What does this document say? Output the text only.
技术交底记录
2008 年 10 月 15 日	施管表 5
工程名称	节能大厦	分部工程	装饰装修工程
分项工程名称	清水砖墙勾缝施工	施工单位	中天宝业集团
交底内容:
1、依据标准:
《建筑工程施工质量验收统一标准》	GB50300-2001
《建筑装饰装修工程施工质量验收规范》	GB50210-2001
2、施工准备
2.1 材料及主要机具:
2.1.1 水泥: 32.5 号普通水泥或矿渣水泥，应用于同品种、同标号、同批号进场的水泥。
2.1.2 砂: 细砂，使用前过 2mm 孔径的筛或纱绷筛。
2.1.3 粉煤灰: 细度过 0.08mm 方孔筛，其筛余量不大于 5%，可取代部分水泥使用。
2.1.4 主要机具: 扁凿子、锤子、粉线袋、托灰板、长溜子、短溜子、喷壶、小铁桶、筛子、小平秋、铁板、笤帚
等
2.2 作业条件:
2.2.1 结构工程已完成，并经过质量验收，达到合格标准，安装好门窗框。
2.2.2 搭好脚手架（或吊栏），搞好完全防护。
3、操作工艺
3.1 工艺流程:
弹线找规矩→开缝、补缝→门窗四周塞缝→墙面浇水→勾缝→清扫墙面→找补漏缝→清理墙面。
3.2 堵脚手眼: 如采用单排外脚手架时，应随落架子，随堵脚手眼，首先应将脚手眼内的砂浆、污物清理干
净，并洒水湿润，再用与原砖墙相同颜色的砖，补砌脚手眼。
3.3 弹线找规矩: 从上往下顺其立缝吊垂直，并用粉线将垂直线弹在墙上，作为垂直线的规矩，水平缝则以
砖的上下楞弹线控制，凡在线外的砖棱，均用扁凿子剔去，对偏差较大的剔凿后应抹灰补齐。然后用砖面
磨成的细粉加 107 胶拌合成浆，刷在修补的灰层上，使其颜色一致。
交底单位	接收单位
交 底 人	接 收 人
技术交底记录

## PROBLEM REQUIREMENTS
Copy every line of the records above that contains "弹线找规矩".

## RESPONSE
弹线找规矩→开缝、补缝→门窗四周塞缝→墙面浇水→勾缝→清扫墙面→找补漏缝→清理墙面。
3.3 弹线找规矩: 从上往下顺其立缝吊垂直，并用粉线将垂直线弹在墙上，作为垂直线的规矩，水平缝则以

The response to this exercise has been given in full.